Dataset items:
====
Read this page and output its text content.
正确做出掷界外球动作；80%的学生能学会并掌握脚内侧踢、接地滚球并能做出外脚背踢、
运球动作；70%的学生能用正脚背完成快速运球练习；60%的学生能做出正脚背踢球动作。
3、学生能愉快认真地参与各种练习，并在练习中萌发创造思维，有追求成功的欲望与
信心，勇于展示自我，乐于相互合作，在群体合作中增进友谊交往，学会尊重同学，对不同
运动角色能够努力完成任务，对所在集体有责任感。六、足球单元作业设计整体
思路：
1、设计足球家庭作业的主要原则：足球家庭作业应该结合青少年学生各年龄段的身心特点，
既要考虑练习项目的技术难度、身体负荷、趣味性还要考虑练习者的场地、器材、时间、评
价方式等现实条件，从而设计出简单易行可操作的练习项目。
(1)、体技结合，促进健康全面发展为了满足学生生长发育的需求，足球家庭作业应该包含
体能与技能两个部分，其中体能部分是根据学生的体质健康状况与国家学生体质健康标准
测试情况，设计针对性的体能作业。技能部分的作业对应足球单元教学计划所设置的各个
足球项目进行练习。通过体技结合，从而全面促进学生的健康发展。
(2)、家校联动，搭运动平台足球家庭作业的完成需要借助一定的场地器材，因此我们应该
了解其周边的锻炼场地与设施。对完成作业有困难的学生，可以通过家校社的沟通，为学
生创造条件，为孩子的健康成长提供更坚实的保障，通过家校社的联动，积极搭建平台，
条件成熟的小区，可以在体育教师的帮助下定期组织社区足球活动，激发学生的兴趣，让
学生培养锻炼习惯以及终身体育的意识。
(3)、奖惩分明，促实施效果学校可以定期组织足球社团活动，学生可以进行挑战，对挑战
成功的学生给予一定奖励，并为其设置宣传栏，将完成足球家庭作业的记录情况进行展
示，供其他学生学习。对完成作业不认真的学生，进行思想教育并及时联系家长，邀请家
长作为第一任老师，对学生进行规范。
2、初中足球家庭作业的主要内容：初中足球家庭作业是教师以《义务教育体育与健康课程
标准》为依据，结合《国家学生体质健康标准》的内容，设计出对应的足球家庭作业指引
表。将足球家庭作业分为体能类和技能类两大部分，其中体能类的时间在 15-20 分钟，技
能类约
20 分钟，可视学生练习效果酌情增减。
====
INSTRUCTION:
Extract each entry in full, exactly as given.

OUTPUT OF THE EXERCISE:
Read this page and output its text content.
正确做出掷界外球动作；80%的学生能学会并掌握脚内侧踢、接地滚球并能做出外脚背踢、
运球动作；70%的学生能用正脚背完成快速运球练习；60%的学生能做出正脚背踢球动作。
3、学生能愉快认真地参与各种练习，并在练习中萌发创造思维，有追求成功的欲望与
信心，勇于展示自我，乐于相互合作，在群体合作中增进友谊交往，学会尊重同学，对不同
运动角色能够努力完成任务，对所在集体有责任感。六、足球单元作业设计整体
思路：
1、设计足球家庭作业的主要原则：足球家庭作业应该结合青少年学生各年龄段的身心特点，
既要考虑练习项目的技术难度、身体负荷、趣味性还要考虑练习者的场地、器材、时间、评
价方式等现实条件，从而设计出简单易行可操作的练习项目。
(1)、体技结合，促进健康全面发展为了满足学生生长发育的需求，足球家庭作业应该包含
体能与技能两个部分，其中体能部分是根据学生的体质健康状况与国家学生体质健康标准
测试情况，设计针对性的体能作业。技能部分的作业对应足球单元教学计划所设置的各个
足球项目进行练习。通过体技结合，从而全面促进学生的健康发展。
(2)、家校联动，搭运动平台足球家庭作业的完成需要借助一定的场地器材，因此我们应该
了解其周边的锻炼场地与设施。对完成作业有困难的学生，可以通过家校社的沟通，为学
生创造条件，为孩子的健康成长提供更坚实的保障，通过家校社的联动，积极搭建平台，
条件成熟的小区，可以在体育教师的帮助下定期组织社区足球活动，激发学生的兴趣，让
学生培养锻炼习惯以及终身体育的意识。
(3)、奖惩分明，促实施效果学校可以定期组织足球社团活动，学生可以进行挑战，对挑战
成功的学生给予一定奖励，并为其设置宣传栏，将完成足球家庭作业的记录情况进行展
示，供其他学生学习。对完成作业不认真的学生，进行思想教育并及时联系家长，邀请家
长作为第一任老师，对学生进行规范。
2、初中足球家庭作业的主要内容：初中足球家庭作业是教师以《义务教育体育与健康课程
标准》为依据，结合《国家学生体质健康标准》的内容，设计出对应的足球家庭作业指引
表。将足球家庭作业分为体能类和技能类两大部分，其中体能类的时间在 15-20 分钟，技
能类约
20 分钟，可视学生练习效果酌情增减。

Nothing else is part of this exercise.